▼

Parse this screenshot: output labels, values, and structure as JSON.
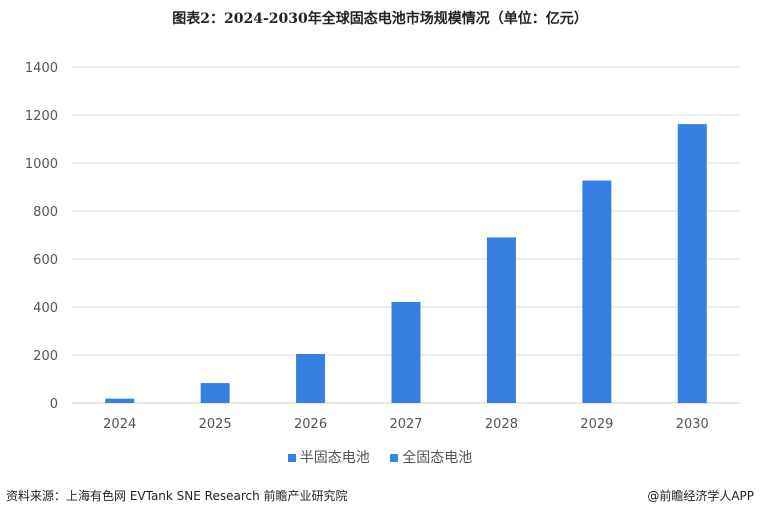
{
  "title": "图表2：2024-2030年全球固态电池市场规模情况（单位：亿元）",
  "chart_data": {
    "type": "bar",
    "stacked": true,
    "categories": [
      "2024",
      "2025",
      "2026",
      "2027",
      "2028",
      "2029",
      "2030"
    ],
    "series": [
      {
        "name": "半固态电池",
        "values": [
          18,
          83,
          204,
          421,
          690,
          927,
          1162
        ],
        "color": "#3580E0"
      },
      {
        "name": "全固态电池",
        "values": [
          null,
          null,
          null,
          null,
          null,
          null,
          null
        ],
        "color": "#3A86E0"
      }
    ],
    "ylim": [
      0,
      1400
    ],
    "yticks": [
      0,
      200,
      400,
      600,
      800,
      1000,
      1200,
      1400
    ],
    "grid": true,
    "legend": "bottom"
  },
  "footer": {
    "source": "资料来源：上海有色网 EVTank SNE Research 前瞻产业研究院",
    "brand": "@前瞻经济学人APP"
  }
}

▲

▶ **Brief**: Retype each entry precisely. Skip images entirely.

▶ **Exercise solution**:
Parse this screenshot: output labels, values, and structure as JSON.
{
  "title": "图表2：2024-2030年全球固态电池市场规模情况（单位：亿元）",
  "chart_data": {
    "type": "bar",
    "stacked": true,
    "categories": [
      "2024",
      "2025",
      "2026",
      "2027",
      "2028",
      "2029",
      "2030"
    ],
    "series": [
      {
        "name": "半固态电池",
        "values": [
          18,
          83,
          204,
          421,
          690,
          927,
          1162
        ],
        "color": "#3580E0"
      },
      {
        "name": "全固态电池",
        "values": [
          null,
          null,
          null,
          null,
          null,
          null,
          null
        ],
        "color": "#3A86E0"
      }
    ],
    "ylim": [
      0,
      1400
    ],
    "yticks": [
      0,
      200,
      400,
      600,
      800,
      1000,
      1200,
      1400
    ],
    "grid": true,
    "legend": "bottom"
  },
  "footer": {
    "source": "资料来源：上海有色网 EVTank SNE Research 前瞻产业研究院",
    "brand": "@前瞻经济学人APP"
  }
}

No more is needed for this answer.